*** Provided material

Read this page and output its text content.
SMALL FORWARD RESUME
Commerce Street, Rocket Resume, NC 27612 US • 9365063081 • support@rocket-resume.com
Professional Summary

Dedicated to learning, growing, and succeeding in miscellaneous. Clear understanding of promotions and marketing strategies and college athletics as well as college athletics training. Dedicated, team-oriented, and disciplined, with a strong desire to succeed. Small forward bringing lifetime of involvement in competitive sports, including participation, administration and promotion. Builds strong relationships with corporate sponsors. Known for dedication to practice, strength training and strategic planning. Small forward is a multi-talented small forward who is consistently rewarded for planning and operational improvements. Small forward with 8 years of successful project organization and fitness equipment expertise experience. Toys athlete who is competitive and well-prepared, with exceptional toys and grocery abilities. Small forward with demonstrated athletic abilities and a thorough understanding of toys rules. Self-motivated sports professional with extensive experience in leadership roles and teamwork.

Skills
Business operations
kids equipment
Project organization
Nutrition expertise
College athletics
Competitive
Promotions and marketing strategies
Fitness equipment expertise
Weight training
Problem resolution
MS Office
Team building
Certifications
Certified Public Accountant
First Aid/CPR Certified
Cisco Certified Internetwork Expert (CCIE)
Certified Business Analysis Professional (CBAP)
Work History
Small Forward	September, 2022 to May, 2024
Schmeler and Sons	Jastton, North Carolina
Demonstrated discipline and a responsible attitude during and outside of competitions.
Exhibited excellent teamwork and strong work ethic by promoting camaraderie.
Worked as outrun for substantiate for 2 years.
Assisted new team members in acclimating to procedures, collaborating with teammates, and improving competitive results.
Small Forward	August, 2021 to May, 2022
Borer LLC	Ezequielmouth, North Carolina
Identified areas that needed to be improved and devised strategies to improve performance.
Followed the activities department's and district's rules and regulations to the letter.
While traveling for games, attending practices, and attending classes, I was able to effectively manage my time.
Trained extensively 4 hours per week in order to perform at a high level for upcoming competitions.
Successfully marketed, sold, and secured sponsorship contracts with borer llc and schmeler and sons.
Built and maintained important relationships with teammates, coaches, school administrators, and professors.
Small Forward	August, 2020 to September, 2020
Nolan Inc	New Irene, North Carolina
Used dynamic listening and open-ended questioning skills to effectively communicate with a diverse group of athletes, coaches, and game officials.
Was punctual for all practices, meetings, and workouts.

******

Instructions for the task:
Each line that holds the word "competitions" is to be copied.

Answer to the task:
Demonstrated discipline and a responsible attitude during and outside of competitions.
Trained extensively 4 hours per week in order to perform at a high level for upcoming competitions.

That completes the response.